◆ Work to do: Locate each line holding the string "التحریر" and copy it.

◆ Data for this exercise:
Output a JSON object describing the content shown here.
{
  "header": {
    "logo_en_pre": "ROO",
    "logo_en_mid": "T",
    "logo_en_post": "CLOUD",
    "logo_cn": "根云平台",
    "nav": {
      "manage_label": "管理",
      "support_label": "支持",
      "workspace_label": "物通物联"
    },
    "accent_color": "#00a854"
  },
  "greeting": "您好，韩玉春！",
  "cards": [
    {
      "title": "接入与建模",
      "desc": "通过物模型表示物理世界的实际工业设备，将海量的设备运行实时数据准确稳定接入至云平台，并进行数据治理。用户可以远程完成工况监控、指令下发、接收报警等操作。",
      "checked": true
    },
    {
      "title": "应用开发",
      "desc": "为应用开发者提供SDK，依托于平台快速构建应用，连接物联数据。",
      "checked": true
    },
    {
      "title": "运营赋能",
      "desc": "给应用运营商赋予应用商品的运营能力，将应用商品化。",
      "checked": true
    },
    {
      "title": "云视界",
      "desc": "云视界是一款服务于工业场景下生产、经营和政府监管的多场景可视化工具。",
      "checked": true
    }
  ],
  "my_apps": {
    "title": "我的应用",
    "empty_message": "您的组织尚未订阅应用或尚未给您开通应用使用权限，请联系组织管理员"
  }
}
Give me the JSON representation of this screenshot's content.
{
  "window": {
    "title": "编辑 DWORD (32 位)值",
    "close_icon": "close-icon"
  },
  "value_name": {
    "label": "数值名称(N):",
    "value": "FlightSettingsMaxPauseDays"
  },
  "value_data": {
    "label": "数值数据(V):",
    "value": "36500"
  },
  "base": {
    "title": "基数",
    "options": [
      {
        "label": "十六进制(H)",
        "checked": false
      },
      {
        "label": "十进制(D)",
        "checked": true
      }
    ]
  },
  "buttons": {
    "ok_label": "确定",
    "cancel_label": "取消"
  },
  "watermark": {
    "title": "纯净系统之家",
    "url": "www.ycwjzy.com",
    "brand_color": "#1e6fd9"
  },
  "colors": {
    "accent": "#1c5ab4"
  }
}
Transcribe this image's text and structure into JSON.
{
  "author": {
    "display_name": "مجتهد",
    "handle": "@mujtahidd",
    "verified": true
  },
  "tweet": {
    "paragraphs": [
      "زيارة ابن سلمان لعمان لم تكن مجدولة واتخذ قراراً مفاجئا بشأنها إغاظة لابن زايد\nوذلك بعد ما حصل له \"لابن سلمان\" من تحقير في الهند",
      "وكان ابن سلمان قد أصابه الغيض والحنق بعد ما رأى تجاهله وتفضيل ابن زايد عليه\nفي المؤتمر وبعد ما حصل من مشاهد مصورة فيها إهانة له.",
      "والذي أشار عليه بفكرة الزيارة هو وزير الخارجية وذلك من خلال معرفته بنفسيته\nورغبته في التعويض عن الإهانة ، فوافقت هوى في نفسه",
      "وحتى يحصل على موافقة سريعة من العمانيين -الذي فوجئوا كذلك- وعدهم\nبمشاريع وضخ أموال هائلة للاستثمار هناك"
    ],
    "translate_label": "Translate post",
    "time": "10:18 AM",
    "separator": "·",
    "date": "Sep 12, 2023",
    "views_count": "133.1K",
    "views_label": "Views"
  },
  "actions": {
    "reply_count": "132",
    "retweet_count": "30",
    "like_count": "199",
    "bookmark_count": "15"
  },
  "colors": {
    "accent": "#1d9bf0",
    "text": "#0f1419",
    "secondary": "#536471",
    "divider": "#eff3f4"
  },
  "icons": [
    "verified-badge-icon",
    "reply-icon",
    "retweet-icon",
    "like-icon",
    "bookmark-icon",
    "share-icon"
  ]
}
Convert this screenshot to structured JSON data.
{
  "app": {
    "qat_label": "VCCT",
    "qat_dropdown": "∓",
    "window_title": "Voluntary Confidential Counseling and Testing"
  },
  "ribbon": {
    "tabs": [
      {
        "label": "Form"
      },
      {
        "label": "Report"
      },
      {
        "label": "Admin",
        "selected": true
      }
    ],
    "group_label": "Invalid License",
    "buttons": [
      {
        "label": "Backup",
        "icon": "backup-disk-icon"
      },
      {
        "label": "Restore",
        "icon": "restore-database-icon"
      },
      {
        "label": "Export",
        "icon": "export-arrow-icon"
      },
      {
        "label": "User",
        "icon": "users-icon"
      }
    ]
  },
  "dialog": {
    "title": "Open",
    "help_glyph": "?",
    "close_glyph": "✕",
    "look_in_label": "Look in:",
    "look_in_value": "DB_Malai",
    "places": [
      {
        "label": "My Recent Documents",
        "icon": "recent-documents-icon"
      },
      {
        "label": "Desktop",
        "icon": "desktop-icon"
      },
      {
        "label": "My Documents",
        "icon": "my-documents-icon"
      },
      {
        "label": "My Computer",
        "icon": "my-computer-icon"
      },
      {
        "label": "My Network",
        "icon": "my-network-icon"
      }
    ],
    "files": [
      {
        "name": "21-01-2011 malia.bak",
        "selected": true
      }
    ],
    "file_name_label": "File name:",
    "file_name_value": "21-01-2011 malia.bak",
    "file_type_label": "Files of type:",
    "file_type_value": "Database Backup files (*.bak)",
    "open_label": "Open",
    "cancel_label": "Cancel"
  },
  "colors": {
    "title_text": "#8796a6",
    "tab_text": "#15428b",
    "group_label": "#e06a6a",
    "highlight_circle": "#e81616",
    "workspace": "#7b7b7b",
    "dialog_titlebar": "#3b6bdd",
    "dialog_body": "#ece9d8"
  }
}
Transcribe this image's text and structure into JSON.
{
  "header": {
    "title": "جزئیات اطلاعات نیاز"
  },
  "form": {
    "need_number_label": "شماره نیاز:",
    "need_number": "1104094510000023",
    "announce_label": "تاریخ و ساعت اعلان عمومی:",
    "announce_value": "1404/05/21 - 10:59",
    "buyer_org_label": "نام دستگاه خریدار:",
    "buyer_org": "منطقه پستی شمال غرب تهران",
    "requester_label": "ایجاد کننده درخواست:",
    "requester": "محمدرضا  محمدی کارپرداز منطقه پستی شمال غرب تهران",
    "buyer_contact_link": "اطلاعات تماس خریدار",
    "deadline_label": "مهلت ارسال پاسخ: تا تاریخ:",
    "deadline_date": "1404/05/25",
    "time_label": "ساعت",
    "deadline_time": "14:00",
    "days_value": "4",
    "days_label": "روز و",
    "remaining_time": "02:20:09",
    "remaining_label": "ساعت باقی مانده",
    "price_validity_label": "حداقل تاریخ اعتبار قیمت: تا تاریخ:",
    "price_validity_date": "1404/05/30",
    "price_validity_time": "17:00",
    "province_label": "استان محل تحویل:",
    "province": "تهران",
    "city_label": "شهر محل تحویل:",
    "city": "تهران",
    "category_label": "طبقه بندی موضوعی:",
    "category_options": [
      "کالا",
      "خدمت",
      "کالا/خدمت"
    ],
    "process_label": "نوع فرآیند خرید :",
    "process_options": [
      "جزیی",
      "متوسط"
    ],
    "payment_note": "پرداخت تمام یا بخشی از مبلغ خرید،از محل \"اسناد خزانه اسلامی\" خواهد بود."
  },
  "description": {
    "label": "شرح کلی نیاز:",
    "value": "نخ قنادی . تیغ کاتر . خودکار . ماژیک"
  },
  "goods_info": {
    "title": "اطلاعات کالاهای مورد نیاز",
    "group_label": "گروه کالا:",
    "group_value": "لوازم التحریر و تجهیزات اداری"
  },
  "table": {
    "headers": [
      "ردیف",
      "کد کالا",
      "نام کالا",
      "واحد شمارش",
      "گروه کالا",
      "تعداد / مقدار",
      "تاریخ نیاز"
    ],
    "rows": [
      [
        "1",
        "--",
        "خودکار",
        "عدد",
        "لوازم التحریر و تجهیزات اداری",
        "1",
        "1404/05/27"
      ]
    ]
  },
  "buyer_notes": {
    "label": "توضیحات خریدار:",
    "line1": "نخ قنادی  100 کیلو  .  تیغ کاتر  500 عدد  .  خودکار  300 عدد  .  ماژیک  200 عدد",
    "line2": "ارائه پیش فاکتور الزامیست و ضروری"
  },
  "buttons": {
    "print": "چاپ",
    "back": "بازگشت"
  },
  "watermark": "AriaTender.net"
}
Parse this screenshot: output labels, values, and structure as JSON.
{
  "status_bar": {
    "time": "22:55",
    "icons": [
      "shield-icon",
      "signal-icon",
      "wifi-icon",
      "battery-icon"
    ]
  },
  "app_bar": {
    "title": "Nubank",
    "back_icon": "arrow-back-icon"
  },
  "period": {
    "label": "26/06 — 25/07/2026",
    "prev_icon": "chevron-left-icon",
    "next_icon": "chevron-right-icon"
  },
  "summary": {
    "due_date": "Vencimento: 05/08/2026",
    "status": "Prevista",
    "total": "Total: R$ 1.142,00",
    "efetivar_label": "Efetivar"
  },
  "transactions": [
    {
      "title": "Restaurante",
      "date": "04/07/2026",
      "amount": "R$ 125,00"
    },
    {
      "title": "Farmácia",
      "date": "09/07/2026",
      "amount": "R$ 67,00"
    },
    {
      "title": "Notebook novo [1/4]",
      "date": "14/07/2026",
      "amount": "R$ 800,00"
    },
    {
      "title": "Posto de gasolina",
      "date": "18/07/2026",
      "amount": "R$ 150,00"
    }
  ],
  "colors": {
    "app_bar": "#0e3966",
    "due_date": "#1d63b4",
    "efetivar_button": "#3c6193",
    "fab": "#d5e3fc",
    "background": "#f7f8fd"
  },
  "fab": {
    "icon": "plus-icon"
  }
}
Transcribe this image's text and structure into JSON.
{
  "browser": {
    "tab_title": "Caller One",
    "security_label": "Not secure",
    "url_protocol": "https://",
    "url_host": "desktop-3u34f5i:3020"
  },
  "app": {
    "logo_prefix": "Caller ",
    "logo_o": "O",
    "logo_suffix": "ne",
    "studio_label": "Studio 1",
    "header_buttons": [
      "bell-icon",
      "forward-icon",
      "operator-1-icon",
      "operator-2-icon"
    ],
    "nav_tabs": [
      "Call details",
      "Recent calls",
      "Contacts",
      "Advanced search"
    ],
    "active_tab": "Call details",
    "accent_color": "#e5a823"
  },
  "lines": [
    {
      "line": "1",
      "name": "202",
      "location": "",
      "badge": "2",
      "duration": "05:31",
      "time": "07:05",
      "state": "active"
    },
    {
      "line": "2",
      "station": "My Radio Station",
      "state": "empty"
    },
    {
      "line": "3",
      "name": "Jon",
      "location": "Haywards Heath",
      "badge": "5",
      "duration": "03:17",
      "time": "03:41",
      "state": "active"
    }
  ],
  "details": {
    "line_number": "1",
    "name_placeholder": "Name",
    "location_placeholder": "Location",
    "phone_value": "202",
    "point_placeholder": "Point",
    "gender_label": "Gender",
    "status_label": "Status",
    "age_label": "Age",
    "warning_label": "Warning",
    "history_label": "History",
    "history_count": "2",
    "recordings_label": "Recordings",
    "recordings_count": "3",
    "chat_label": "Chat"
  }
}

◆ Answer below:
    "group_value": "لوازم التحریر و تجهیزات اداری"
        "لوازم التحریر و تجهیزات اداری",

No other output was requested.